→ Given request: Your task is to print all of the material verbatim.

→ Raw records:

◆ ◆ ◆ ◆ ◆ ◆ ◆

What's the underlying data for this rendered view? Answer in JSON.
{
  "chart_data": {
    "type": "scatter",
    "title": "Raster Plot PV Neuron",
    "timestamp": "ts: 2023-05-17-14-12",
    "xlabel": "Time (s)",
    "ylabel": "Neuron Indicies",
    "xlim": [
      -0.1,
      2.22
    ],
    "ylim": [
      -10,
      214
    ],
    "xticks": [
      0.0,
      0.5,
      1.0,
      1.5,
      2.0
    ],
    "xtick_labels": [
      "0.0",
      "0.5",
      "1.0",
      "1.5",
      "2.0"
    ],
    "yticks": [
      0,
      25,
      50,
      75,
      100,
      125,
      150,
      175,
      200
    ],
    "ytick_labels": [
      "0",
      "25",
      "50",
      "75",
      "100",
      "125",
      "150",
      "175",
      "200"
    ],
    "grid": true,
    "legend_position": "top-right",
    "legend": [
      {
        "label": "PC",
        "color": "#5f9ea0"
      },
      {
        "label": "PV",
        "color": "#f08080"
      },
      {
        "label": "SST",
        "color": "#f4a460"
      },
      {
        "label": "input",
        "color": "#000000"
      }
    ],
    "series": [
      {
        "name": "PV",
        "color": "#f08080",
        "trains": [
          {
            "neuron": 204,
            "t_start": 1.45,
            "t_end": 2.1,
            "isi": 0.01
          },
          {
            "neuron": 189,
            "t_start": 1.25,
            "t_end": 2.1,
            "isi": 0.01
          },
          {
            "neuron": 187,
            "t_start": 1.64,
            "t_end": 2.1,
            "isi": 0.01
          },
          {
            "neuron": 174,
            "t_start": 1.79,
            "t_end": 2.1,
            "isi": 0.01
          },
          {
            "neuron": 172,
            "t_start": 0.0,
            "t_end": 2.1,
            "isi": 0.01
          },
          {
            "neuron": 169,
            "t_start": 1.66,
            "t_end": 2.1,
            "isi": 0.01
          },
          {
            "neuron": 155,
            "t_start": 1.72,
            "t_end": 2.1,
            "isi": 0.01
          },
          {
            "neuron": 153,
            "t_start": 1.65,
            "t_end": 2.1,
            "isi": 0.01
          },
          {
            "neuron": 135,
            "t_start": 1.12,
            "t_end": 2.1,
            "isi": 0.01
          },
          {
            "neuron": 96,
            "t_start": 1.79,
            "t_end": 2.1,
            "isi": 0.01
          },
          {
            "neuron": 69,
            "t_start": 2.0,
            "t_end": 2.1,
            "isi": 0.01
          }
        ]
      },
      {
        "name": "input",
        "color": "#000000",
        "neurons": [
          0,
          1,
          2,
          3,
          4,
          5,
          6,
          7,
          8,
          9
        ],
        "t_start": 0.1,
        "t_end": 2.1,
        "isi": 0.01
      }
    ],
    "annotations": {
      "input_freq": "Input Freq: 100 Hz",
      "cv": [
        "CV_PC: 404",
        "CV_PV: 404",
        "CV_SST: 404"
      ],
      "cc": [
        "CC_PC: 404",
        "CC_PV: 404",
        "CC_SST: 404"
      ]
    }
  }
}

◆ ◆ ◆ ◆ ◆ ◆ ◆

→ The completed task:
What's the underlying data for this rendered view? Answer in JSON.
{
  "chart_data": {
    "type": "scatter",
    "title": "Raster Plot PV Neuron",
    "timestamp": "ts: 2023-05-17-14-12",
    "xlabel": "Time (s)",
    "ylabel": "Neuron Indicies",
    "xlim": [
      -0.1,
      2.22
    ],
    "ylim": [
      -10,
      214
    ],
    "xticks": [
      0.0,
      0.5,
      1.0,
      1.5,
      2.0
    ],
    "xtick_labels": [
      "0.0",
      "0.5",
      "1.0",
      "1.5",
      "2.0"
    ],
    "yticks": [
      0,
      25,
      50,
      75,
      100,
      125,
      150,
      175,
      200
    ],
    "ytick_labels": [
      "0",
      "25",
      "50",
      "75",
      "100",
      "125",
      "150",
      "175",
      "200"
    ],
    "grid": true,
    "legend_position": "top-right",
    "legend": [
      {
        "label": "PC",
        "color": "#5f9ea0"
      },
      {
        "label": "PV",
        "color": "#f08080"
      },
      {
        "label": "SST",
        "color": "#f4a460"
      },
      {
        "label": "input",
        "color": "#000000"
      }
    ],
    "series": [
      {
        "name": "PV",
        "color": "#f08080",
        "trains": [
          {
            "neuron": 204,
            "t_start": 1.45,
            "t_end": 2.1,
            "isi": 0.01
          },
          {
            "neuron": 189,
            "t_start": 1.25,
            "t_end": 2.1,
            "isi": 0.01
          },
          {
            "neuron": 187,
            "t_start": 1.64,
            "t_end": 2.1,
            "isi": 0.01
          },
          {
            "neuron": 174,
            "t_start": 1.79,
            "t_end": 2.1,
            "isi": 0.01
          },
          {
            "neuron": 172,
            "t_start": 0.0,
            "t_end": 2.1,
            "isi": 0.01
          },
          {
            "neuron": 169,
            "t_start": 1.66,
            "t_end": 2.1,
            "isi": 0.01
          },
          {
            "neuron": 155,
            "t_start": 1.72,
            "t_end": 2.1,
            "isi": 0.01
          },
          {
            "neuron": 153,
            "t_start": 1.65,
            "t_end": 2.1,
            "isi": 0.01
          },
          {
            "neuron": 135,
            "t_start": 1.12,
            "t_end": 2.1,
            "isi": 0.01
          },
          {
            "neuron": 96,
            "t_start": 1.79,
            "t_end": 2.1,
            "isi": 0.01
          },
          {
            "neuron": 69,
            "t_start": 2.0,
            "t_end": 2.1,
            "isi": 0.01
          }
        ]
      },
      {
        "name": "input",
        "color": "#000000",
        "neurons": [
          0,
          1,
          2,
          3,
          4,
          5,
          6,
          7,
          8,
          9
        ],
        "t_start": 0.1,
        "t_end": 2.1,
        "isi": 0.01
      }
    ],
    "annotations": {
      "input_freq": "Input Freq: 100 Hz",
      "cv": [
        "CV_PC: 404",
        "CV_PV: 404",
        "CV_SST: 404"
      ],
      "cc": [
        "CC_PC: 404",
        "CC_PV: 404",
        "CC_SST: 404"
      ]
    }
  }
}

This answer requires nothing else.